#### MATERIALS PROVIDED ####

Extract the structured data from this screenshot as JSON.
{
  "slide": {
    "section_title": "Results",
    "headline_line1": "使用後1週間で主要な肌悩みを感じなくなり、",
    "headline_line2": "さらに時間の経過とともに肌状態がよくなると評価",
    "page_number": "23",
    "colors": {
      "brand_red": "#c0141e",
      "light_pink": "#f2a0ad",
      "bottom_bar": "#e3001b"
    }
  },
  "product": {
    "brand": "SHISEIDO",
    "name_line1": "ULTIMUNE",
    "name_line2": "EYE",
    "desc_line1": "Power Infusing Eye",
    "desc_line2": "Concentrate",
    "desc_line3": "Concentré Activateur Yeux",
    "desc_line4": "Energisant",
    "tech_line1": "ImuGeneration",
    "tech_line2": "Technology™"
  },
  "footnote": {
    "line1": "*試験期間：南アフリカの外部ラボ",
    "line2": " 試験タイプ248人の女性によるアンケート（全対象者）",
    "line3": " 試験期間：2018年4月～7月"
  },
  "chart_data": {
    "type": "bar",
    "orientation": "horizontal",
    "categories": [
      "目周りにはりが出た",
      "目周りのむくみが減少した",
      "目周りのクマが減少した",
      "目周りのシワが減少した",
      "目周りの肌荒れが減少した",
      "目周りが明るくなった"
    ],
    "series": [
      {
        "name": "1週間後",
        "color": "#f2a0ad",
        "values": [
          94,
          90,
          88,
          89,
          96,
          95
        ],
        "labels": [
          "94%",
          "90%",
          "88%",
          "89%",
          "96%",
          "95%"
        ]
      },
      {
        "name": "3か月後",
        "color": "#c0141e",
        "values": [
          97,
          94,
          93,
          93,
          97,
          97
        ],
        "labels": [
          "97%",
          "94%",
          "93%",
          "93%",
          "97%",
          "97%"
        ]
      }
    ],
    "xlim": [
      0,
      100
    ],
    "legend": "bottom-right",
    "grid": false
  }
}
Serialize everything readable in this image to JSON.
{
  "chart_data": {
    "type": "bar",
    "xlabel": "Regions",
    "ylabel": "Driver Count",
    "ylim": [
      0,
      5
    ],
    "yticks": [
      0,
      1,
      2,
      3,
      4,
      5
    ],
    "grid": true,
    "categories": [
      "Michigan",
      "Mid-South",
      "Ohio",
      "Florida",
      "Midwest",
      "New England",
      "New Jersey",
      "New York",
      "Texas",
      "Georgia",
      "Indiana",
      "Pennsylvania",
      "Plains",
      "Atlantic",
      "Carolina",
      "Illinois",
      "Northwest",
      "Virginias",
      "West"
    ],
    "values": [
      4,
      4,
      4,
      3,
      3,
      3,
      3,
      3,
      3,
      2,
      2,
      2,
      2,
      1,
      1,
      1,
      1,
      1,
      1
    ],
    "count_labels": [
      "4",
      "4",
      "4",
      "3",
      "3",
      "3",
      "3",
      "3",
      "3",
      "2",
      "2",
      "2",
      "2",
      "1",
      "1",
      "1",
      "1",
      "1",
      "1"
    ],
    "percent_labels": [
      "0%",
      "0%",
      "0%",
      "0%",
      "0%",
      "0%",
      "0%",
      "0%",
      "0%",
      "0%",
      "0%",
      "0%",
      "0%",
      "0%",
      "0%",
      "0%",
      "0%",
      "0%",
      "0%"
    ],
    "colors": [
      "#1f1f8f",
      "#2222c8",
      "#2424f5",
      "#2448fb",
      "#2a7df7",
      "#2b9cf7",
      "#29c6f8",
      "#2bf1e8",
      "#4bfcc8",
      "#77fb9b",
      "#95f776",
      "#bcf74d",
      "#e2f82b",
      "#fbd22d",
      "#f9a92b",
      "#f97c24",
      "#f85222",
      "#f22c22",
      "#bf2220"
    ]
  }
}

####

YOUR GOAL: Copy out each line exactly.

SOLUTION:
Extract the structured data from this screenshot as JSON.
{
  "slide": {
    "section_title": "Results",
    "headline_line1": "使用後1週間で主要な肌悩みを感じなくなり、",
    "headline_line2": "さらに時間の経過とともに肌状態がよくなると評価",
    "page_number": "23",
    "colors": {
      "brand_red": "#c0141e",
      "light_pink": "#f2a0ad",
      "bottom_bar": "#e3001b"
    }
  },
  "product": {
    "brand": "SHISEIDO",
    "name_line1": "ULTIMUNE",
    "name_line2": "EYE",
    "desc_line1": "Power Infusing Eye",
    "desc_line2": "Concentrate",
    "desc_line3": "Concentré Activateur Yeux",
    "desc_line4": "Energisant",
    "tech_line1": "ImuGeneration",
    "tech_line2": "Technology™"
  },
  "footnote": {
    "line1": "*試験期間：南アフリカの外部ラボ",
    "line2": " 試験タイプ248人の女性によるアンケート（全対象者）",
    "line3": " 試験期間：2018年4月～7月"
  },
  "chart_data": {
    "type": "bar",
    "orientation": "horizontal",
    "categories": [
      "目周りにはりが出た",
      "目周りのむくみが減少した",
      "目周りのクマが減少した",
      "目周りのシワが減少した",
      "目周りの肌荒れが減少した",
      "目周りが明るくなった"
    ],
    "series": [
      {
        "name": "1週間後",
        "color": "#f2a0ad",
        "values": [
          94,
          90,
          88,
          89,
          96,
          95
        ],
        "labels": [
          "94%",
          "90%",
          "88%",
          "89%",
          "96%",
          "95%"
        ]
      },
      {
        "name": "3か月後",
        "color": "#c0141e",
        "values": [
          97,
          94,
          93,
          93,
          97,
          97
        ],
        "labels": [
          "97%",
          "94%",
          "93%",
          "93%",
          "97%",
          "97%"
        ]
      }
    ],
    "xlim": [
      0,
      100
    ],
    "legend": "bottom-right",
    "grid": false
  }
}
Serialize everything readable in this image to JSON.
{
  "chart_data": {
    "type": "bar",
    "xlabel": "Regions",
    "ylabel": "Driver Count",
    "ylim": [
      0,
      5
    ],
    "yticks": [
      0,
      1,
      2,
      3,
      4,
      5
    ],
    "grid": true,
    "categories": [
      "Michigan",
      "Mid-South",
      "Ohio",
      "Florida",
      "Midwest",
      "New England",
      "New Jersey",
      "New York",
      "Texas",
      "Georgia",
      "Indiana",
      "Pennsylvania",
      "Plains",
      "Atlantic",
      "Carolina",
      "Illinois",
      "Northwest",
      "Virginias",
      "West"
    ],
    "values": [
      4,
      4,
      4,
      3,
      3,
      3,
      3,
      3,
      3,
      2,
      2,
      2,
      2,
      1,
      1,
      1,
      1,
      1,
      1
    ],
    "count_labels": [
      "4",
      "4",
      "4",
      "3",
      "3",
      "3",
      "3",
      "3",
      "3",
      "2",
      "2",
      "2",
      "2",
      "1",
      "1",
      "1",
      "1",
      "1",
      "1"
    ],
    "percent_labels": [
      "0%",
      "0%",
      "0%",
      "0%",
      "0%",
      "0%",
      "0%",
      "0%",
      "0%",
      "0%",
      "0%",
      "0%",
      "0%",
      "0%",
      "0%",
      "0%",
      "0%",
      "0%",
      "0%"
    ],
    "colors": [
      "#1f1f8f",
      "#2222c8",
      "#2424f5",
      "#2448fb",
      "#2a7df7",
      "#2b9cf7",
      "#29c6f8",
      "#2bf1e8",
      "#4bfcc8",
      "#77fb9b",
      "#95f776",
      "#bcf74d",
      "#e2f82b",
      "#fbd22d",
      "#f9a92b",
      "#f97c24",
      "#f85222",
      "#f22c22",
      "#bf2220"
    ]
  }
}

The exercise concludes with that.